- [TASK TO COMPLETE]: Write out the listing below from its first line through the line containing "wire: battery bottom", including both, and nothing else.

=== TASK DATA ===

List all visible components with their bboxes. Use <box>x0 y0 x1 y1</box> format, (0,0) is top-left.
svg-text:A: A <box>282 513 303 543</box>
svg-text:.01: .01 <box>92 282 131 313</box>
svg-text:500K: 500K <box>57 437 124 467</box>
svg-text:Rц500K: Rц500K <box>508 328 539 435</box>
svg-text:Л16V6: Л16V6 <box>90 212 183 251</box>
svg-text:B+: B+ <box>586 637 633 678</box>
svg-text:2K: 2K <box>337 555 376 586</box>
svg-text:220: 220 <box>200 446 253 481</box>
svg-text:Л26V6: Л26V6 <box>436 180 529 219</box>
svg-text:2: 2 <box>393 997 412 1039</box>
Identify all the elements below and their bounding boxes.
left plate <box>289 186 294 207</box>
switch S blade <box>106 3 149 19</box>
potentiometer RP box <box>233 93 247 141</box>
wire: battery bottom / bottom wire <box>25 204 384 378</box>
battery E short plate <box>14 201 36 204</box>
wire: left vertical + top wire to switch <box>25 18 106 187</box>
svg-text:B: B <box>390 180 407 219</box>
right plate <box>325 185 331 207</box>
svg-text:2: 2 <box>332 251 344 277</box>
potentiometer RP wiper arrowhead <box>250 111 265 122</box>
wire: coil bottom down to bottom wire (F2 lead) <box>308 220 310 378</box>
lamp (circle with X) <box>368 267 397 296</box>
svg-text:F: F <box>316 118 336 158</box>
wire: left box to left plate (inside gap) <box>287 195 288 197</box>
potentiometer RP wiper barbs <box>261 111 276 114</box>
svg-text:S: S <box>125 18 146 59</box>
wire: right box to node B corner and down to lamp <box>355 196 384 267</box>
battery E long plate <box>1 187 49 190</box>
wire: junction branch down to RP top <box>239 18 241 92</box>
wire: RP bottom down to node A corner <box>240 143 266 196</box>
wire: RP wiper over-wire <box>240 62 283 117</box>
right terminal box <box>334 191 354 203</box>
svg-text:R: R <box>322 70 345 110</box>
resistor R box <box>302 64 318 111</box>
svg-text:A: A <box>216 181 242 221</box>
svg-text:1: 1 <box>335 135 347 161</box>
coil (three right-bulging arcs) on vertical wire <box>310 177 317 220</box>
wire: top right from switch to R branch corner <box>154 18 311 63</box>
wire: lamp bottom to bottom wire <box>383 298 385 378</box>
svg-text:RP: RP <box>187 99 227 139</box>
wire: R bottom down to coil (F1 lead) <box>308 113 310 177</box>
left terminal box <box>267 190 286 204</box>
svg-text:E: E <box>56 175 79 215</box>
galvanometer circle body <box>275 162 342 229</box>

===

- [THE OUTPUT]:
List all visible components with their bboxes. Use <box>x0 y0 x1 y1</box> format, (0,0) is top-left.
svg-text:A: A <box>282 513 303 543</box>
svg-text:.01: .01 <box>92 282 131 313</box>
svg-text:500K: 500K <box>57 437 124 467</box>
svg-text:Rц500K: Rц500K <box>508 328 539 435</box>
svg-text:Л16V6: Л16V6 <box>90 212 183 251</box>
svg-text:B+: B+ <box>586 637 633 678</box>
svg-text:2K: 2K <box>337 555 376 586</box>
svg-text:220: 220 <box>200 446 253 481</box>
svg-text:Л26V6: Л26V6 <box>436 180 529 219</box>
svg-text:2: 2 <box>393 997 412 1039</box>
Identify all the elements below and their bounding boxes.
left plate <box>289 186 294 207</box>
switch S blade <box>106 3 149 19</box>
potentiometer RP box <box>233 93 247 141</box>
wire: battery bottom / bottom wire <box>25 204 384 378</box>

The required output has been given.